**Exercise:** Copy out every line in which the string "been" occurs.

**Items from a dataset:**
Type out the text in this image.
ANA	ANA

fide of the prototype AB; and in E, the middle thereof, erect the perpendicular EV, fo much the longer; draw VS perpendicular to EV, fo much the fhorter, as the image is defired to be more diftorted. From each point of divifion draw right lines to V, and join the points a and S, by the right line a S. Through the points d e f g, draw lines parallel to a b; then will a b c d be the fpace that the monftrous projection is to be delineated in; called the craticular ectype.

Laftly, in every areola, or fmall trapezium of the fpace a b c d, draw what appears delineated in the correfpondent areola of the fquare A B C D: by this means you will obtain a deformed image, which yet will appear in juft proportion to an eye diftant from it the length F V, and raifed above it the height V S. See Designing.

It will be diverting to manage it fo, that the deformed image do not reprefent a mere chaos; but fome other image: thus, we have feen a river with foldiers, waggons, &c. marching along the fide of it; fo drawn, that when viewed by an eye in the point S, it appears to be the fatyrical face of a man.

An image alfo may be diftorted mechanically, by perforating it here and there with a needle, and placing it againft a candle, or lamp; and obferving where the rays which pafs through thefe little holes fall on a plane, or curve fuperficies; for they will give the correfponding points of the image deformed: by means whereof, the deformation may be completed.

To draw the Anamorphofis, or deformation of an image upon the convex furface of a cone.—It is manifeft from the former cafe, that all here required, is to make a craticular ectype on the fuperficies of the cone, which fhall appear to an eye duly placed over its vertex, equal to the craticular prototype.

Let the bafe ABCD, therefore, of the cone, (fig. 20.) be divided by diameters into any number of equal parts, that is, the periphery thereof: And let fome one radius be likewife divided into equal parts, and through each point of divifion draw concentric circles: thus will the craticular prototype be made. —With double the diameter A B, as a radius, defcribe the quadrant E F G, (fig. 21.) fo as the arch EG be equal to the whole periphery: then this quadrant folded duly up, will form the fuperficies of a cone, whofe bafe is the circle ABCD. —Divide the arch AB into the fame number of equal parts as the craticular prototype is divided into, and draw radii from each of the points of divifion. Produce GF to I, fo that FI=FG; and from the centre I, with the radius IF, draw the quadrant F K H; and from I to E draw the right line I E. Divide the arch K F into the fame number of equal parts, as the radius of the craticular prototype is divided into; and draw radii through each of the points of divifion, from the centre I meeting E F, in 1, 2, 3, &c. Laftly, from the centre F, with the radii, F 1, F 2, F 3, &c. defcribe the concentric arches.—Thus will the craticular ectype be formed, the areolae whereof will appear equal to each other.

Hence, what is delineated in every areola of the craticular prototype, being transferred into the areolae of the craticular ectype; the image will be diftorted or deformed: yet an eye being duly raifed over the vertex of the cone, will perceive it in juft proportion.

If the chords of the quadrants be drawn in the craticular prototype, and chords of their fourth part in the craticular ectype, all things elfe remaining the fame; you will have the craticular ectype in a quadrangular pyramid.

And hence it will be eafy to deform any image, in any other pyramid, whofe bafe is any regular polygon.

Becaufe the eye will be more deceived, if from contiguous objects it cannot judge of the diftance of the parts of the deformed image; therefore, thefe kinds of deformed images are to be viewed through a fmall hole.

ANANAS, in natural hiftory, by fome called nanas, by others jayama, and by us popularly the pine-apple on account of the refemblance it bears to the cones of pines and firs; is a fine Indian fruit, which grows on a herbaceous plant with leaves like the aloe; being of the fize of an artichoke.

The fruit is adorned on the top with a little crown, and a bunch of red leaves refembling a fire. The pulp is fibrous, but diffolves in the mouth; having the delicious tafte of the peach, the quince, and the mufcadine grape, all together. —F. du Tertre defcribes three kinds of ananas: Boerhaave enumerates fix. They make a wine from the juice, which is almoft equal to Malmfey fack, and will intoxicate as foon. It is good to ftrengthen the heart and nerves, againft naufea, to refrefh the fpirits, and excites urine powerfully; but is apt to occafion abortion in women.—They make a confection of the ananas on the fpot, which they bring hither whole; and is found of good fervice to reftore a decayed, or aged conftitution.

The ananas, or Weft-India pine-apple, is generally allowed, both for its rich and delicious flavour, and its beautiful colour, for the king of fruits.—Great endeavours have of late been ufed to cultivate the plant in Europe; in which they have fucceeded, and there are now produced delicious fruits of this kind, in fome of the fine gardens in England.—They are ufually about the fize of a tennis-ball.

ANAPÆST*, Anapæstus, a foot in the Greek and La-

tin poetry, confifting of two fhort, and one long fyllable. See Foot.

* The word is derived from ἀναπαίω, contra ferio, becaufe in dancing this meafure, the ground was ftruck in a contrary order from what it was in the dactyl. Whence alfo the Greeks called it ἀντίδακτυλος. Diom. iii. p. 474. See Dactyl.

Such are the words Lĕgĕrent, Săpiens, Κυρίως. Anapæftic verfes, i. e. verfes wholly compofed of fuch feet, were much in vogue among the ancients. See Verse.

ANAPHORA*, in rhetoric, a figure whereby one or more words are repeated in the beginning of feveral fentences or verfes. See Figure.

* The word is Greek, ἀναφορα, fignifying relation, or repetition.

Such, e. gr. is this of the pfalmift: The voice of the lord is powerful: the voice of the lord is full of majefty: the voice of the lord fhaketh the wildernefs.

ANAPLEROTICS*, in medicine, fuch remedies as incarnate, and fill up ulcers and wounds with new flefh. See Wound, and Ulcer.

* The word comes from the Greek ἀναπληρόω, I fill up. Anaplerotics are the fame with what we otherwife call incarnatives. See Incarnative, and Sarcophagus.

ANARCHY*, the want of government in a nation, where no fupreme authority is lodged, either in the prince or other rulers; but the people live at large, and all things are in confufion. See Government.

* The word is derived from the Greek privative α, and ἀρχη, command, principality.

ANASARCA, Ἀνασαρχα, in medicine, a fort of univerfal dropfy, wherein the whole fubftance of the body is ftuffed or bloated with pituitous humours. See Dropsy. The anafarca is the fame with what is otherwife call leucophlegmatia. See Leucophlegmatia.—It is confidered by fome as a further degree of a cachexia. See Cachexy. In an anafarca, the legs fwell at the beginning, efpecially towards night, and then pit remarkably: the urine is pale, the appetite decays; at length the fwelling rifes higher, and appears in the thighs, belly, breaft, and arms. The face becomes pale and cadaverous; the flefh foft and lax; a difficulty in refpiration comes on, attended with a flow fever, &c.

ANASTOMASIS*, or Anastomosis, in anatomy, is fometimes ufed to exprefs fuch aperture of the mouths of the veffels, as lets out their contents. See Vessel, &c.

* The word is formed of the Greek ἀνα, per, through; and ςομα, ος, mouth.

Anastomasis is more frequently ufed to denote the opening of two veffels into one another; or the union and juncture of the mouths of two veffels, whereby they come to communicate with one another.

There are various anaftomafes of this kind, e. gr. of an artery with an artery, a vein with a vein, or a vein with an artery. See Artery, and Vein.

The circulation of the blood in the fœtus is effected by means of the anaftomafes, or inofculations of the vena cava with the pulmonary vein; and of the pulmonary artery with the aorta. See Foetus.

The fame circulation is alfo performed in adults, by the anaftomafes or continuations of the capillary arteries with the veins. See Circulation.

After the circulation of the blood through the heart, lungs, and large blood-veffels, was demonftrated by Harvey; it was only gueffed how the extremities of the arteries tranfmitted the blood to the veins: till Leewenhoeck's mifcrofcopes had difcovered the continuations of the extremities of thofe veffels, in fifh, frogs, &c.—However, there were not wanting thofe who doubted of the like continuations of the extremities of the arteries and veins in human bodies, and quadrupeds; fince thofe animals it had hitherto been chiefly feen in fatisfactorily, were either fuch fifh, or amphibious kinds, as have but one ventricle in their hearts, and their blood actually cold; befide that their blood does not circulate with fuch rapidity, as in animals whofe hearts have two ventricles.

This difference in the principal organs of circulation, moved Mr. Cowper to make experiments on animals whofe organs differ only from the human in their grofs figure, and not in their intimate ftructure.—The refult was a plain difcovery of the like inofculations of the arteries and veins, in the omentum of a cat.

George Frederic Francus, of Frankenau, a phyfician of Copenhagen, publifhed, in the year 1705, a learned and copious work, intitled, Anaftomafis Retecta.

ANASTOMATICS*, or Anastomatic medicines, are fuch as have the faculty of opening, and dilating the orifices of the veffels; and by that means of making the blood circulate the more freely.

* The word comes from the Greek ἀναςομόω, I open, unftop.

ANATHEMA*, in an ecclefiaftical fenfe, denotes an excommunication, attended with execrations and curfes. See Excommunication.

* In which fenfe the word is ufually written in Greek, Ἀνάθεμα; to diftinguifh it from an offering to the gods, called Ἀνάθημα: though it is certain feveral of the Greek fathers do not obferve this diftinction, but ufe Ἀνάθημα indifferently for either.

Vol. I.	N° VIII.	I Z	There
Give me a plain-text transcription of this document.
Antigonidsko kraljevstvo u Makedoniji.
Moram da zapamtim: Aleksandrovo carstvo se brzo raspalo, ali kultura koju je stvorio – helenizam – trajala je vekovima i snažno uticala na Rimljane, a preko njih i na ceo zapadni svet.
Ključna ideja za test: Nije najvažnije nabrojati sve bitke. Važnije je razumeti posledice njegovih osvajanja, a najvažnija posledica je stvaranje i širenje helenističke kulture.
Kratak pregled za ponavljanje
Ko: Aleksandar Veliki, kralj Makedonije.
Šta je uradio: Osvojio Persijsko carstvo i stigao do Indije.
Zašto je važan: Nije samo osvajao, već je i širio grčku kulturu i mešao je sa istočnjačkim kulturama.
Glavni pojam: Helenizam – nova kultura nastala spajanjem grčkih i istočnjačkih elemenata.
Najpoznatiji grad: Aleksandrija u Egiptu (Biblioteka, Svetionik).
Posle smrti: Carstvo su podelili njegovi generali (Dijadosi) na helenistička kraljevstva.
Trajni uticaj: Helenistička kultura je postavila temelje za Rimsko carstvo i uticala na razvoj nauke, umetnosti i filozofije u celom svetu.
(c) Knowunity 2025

**Completed exercise:**
The ananas, or Weft-India pine-apple, is generally allowed, both for its rich and delicious flavour, and its beautiful colour, for the king of fruits.—Great endeavours have of late been ufed to cultivate the plant in Europe; in which they have fucceeded, and there are now produced delicious fruits of this kind, in fome of the fine gardens in England.—They are ufually about the fize of a tennis-ball.
After the circulation of the blood through the heart, lungs, and large blood-veffels, was demonftrated by Harvey; it was only gueffed how the extremities of the arteries tranfmitted the blood to the veins: till Leewenhoeck's mifcrofcopes had difcovered the continuations of the extremities of thofe veffels, in fifh, frogs, &c.—However, there were not wanting thofe who doubted of the like continuations of the extremities of the arteries and veins in human bodies, and quadrupeds; fince thofe animals it had hitherto been chiefly feen in fatisfactorily, were either fuch fifh, or amphibious kinds, as have but one ventricle in their hearts, and their blood actually cold; befide that their blood does not circulate with fuch rapidity, as in animals whofe hearts have two ventricles.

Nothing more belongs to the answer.